Begin
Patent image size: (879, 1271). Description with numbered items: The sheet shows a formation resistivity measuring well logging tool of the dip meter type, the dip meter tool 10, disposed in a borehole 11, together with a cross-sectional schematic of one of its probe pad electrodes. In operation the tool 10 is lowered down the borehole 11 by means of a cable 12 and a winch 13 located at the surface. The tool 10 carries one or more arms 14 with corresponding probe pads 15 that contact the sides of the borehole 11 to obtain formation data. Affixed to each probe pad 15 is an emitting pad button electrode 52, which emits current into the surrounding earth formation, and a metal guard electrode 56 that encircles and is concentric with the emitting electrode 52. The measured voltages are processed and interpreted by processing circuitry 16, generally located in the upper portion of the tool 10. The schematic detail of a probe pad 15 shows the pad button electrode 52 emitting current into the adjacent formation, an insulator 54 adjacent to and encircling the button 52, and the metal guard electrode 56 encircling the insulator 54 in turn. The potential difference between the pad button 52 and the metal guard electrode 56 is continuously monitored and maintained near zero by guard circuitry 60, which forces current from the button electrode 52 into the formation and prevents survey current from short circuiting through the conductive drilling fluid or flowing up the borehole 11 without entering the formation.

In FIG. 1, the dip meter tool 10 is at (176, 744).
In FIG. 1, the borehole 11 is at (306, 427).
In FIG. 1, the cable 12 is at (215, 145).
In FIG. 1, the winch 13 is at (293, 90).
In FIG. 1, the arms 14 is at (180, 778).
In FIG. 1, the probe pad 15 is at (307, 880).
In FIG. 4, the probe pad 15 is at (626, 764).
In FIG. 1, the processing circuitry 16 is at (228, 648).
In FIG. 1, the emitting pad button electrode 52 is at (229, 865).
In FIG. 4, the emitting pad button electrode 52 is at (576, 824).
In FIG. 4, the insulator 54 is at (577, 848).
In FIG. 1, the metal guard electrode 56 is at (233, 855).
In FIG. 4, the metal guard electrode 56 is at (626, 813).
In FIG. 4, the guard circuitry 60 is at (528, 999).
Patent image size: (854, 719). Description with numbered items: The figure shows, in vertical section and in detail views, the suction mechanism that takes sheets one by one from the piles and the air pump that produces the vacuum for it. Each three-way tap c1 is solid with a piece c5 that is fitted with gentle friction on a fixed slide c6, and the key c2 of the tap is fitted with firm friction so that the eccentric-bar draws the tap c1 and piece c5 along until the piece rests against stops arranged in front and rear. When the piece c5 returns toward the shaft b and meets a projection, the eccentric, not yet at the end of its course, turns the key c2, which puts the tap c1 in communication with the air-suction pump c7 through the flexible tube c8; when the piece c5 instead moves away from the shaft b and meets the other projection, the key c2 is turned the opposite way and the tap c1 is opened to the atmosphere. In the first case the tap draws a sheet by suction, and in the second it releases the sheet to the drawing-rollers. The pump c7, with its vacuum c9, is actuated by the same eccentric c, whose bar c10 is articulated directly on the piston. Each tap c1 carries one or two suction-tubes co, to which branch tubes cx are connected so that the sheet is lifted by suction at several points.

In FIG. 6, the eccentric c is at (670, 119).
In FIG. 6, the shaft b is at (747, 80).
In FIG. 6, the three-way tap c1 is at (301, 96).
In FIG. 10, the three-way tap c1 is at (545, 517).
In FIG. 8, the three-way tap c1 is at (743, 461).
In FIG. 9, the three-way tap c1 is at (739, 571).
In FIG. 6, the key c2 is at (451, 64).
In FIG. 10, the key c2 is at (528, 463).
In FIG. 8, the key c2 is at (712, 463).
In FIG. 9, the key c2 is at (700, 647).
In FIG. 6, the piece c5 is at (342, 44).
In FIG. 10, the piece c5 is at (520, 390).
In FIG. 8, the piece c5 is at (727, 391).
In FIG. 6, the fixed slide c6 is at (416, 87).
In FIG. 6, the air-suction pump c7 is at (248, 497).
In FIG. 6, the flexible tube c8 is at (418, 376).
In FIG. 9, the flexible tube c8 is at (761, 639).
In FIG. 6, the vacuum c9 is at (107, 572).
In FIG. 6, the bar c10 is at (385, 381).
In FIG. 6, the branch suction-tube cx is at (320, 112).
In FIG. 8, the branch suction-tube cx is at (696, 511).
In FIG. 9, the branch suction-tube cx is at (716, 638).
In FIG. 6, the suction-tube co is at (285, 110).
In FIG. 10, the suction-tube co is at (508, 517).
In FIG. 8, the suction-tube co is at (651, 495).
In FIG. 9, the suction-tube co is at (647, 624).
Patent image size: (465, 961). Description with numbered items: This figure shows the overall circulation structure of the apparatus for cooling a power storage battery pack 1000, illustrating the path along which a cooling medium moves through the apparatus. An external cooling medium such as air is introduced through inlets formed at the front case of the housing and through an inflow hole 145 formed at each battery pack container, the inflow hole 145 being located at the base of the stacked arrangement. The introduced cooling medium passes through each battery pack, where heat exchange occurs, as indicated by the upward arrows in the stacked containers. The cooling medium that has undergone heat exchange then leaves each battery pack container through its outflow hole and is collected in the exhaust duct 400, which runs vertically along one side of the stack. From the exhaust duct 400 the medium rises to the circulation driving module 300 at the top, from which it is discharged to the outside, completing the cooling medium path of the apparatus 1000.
End
> **Short exercise**:
Copy every line of the entries above word for word, from the first entry through the last.

> **Exercise output**:
Patent image size: (879, 1271). Description with numbered items: The sheet shows a formation resistivity measuring well logging tool of the dip meter type, the dip meter tool 10, disposed in a borehole 11, together with a cross-sectional schematic of one of its probe pad electrodes. In operation the tool 10 is lowered down the borehole 11 by means of a cable 12 and a winch 13 located at the surface. The tool 10 carries one or more arms 14 with corresponding probe pads 15 that contact the sides of the borehole 11 to obtain formation data. Affixed to each probe pad 15 is an emitting pad button electrode 52, which emits current into the surrounding earth formation, and a metal guard electrode 56 that encircles and is concentric with the emitting electrode 52. The measured voltages are processed and interpreted by processing circuitry 16, generally located in the upper portion of the tool 10. The schematic detail of a probe pad 15 shows the pad button electrode 52 emitting current into the adjacent formation, an insulator 54 adjacent to and encircling the button 52, and the metal guard electrode 56 encircling the insulator 54 in turn. The potential difference between the pad button 52 and the metal guard electrode 56 is continuously monitored and maintained near zero by guard circuitry 60, which forces current from the button electrode 52 into the formation and prevents survey current from short circuiting through the conductive drilling fluid or flowing up the borehole 11 without entering the formation.

In FIG. 1, the dip meter tool 10 is at (176, 744).
In FIG. 1, the borehole 11 is at (306, 427).
In FIG. 1, the cable 12 is at (215, 145).
In FIG. 1, the winch 13 is at (293, 90).
In FIG. 1, the arms 14 is at (180, 778).
In FIG. 1, the probe pad 15 is at (307, 880).
In FIG. 4, the probe pad 15 is at (626, 764).
In FIG. 1, the processing circuitry 16 is at (228, 648).
In FIG. 1, the emitting pad button electrode 52 is at (229, 865).
In FIG. 4, the emitting pad button electrode 52 is at (576, 824).
In FIG. 4, the insulator 54 is at (577, 848).
In FIG. 1, the metal guard electrode 56 is at (233, 855).
In FIG. 4, the metal guard electrode 56 is at (626, 813).
In FIG. 4, the guard circuitry 60 is at (528, 999).
Patent image size: (854, 719). Description with numbered items: The figure shows, in vertical section and in detail views, the suction mechanism that takes sheets one by one from the piles and the air pump that produces the vacuum for it. Each three-way tap c1 is solid with a piece c5 that is fitted with gentle friction on a fixed slide c6, and the key c2 of the tap is fitted with firm friction so that the eccentric-bar draws the tap c1 and piece c5 along until the piece rests against stops arranged in front and rear. When the piece c5 returns toward the shaft b and meets a projection, the eccentric, not yet at the end of its course, turns the key c2, which puts the tap c1 in communication with the air-suction pump c7 through the flexible tube c8; when the piece c5 instead moves away from the shaft b and meets the other projection, the key c2 is turned the opposite way and the tap c1 is opened to the atmosphere. In the first case the tap draws a sheet by suction, and in the second it releases the sheet to the drawing-rollers. The pump c7, with its vacuum c9, is actuated by the same eccentric c, whose bar c10 is articulated directly on the piston. Each tap c1 carries one or two suction-tubes co, to which branch tubes cx are connected so that the sheet is lifted by suction at several points.

In FIG. 6, the eccentric c is at (670, 119).
In FIG. 6, the shaft b is at (747, 80).
In FIG. 6, the three-way tap c1 is at (301, 96).
In FIG. 10, the three-way tap c1 is at (545, 517).
In FIG. 8, the three-way tap c1 is at (743, 461).
In FIG. 9, the three-way tap c1 is at (739, 571).
In FIG. 6, the key c2 is at (451, 64).
In FIG. 10, the key c2 is at (528, 463).
In FIG. 8, the key c2 is at (712, 463).
In FIG. 9, the key c2 is at (700, 647).
In FIG. 6, the piece c5 is at (342, 44).
In FIG. 10, the piece c5 is at (520, 390).
In FIG. 8, the piece c5 is at (727, 391).
In FIG. 6, the fixed slide c6 is at (416, 87).
In FIG. 6, the air-suction pump c7 is at (248, 497).
In FIG. 6, the flexible tube c8 is at (418, 376).
In FIG. 9, the flexible tube c8 is at (761, 639).
In FIG. 6, the vacuum c9 is at (107, 572).
In FIG. 6, the bar c10 is at (385, 381).
In FIG. 6, the branch suction-tube cx is at (320, 112).
In FIG. 8, the branch suction-tube cx is at (696, 511).
In FIG. 9, the branch suction-tube cx is at (716, 638).
In FIG. 6, the suction-tube co is at (285, 110).
In FIG. 10, the suction-tube co is at (508, 517).
In FIG. 8, the suction-tube co is at (651, 495).
In FIG. 9, the suction-tube co is at (647, 624).
Patent image size: (465, 961). Description with numbered items: This figure shows the overall circulation structure of the apparatus for cooling a power storage battery pack 1000, illustrating the path along which a cooling medium moves through the apparatus. An external cooling medium such as air is introduced through inlets formed at the front case of the housing and through an inflow hole 145 formed at each battery pack container, the inflow hole 145 being located at the base of the stacked arrangement. The introduced cooling medium passes through each battery pack, where heat exchange occurs, as indicated by the upward arrows in the stacked containers. The cooling medium that has undergone heat exchange then leaves each battery pack container through its outflow hole and is collected in the exhaust duct 400, which runs vertically along one side of the stack. From the exhaust duct 400 the medium rises to the circulation driving module 300 at the top, from which it is discharged to the outside, completing the cooling medium path of the apparatus 1000.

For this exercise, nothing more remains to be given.